* Objectif à atteindre: Extrayez mot pour mot l'intégralité du discours de remerciement pour le prix Saint-Simon présenté ci-dessous.

* Extrait du texte:
- - - - -
Je voudrais tout d’abord, et non pas seulement parce que c’est l’usage, remercier très sincèrement le jury et son président qui me font l’honneur de me distinguer par le prix Saint-Simon. Je comprends en effet qu’il s’agit par ce prix de récompenser le regard porté sur son époque par un auteur, autant sinon plus que l’évocation de ses tranches de vie passées, aussi glorieuses que celles-ci aient pu être.
Or précisément, mes tranches de vie n’ayant pas été particulièrement glorieuses, l’ambition que je me suis fixé lorsque j’ai entrepris de me lancer dans l’écriture de ce livre était bien de rendre accessible à mes contemporains une réalité du fait guerrier que, par un mystère que - je l’avoue - je ne parviens toujours pas à m’expliquer tout à fait, ils ont décidé d’ignorer absolument. Ou plutôt dont ils ont décidé qu’il était définitivement obsolète. Ce que je ne crois pas, bien sûr. Car, aussi réjouissante que puisse être cette belle utopie, ma vie de soldat toute entière m’a confronté à cette entêtante persistance de la violence et de la guerre dont je ne pense pas qu’on puisse un jour exonérer définitivement le genre humain.
- - - - -
* Matériel source:
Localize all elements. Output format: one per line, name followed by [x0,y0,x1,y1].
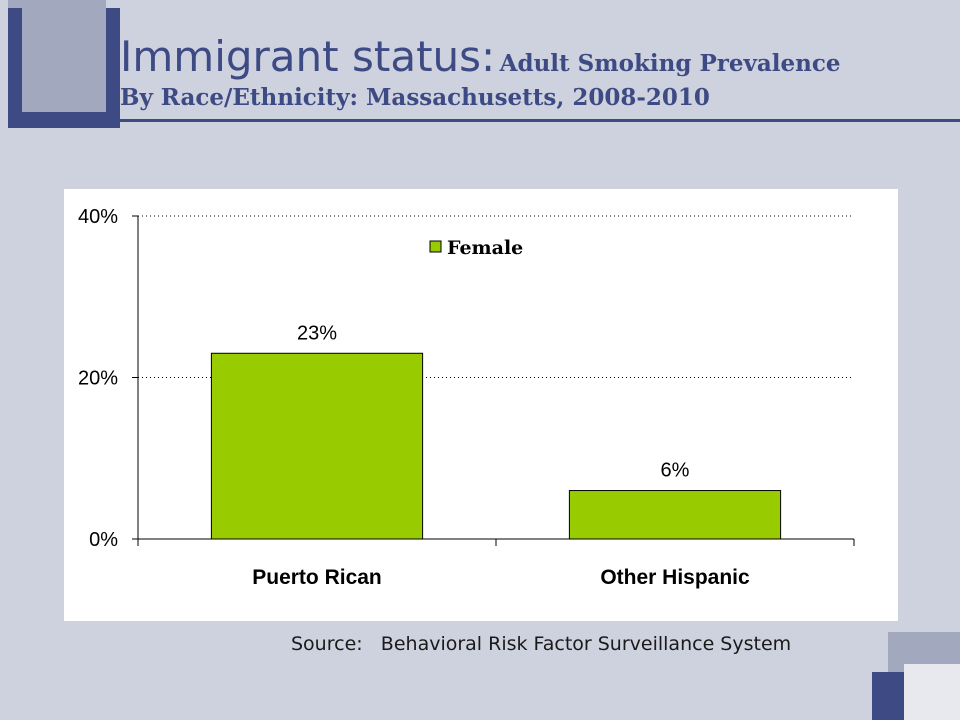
- - - - -
* Exercice corrigé:
Je voudrais tout d’abord, et non pas seulement parce que c’est l’usage, remercier très sincèrement le jury et son président qui me font l’honneur de me distinguer par le prix Saint-Simon. Je comprends en effet qu’il s’agit par ce prix de récompenser le regard porté sur son époque par un auteur, autant sinon plus que l’évocation de ses tranches de vie passées, aussi glorieuses que celles-ci aient pu être.
Or précisément, mes tranches de vie n’ayant pas été particulièrement glorieuses, l’ambition que je me suis fixé lorsque j’ai entrepris de me lancer dans l’écriture de ce livre était bien de rendre accessible à mes contemporains une réalité du fait guerrier que, par un mystère que - je l’avoue - je ne parviens toujours pas à m’expliquer tout à fait, ils ont décidé d’ignorer absolument. Ou plutôt dont ils ont décidé qu’il était définitivement obsolète. Ce que je ne crois pas, bien sûr. Car, aussi réjouissante que puisse être cette belle utopie, ma vie de soldat toute entière m’a confronté à cette entêtante persistance de la violence et de la guerre dont je ne pense pas qu’on puisse un jour exonérer définitivement le genre humain.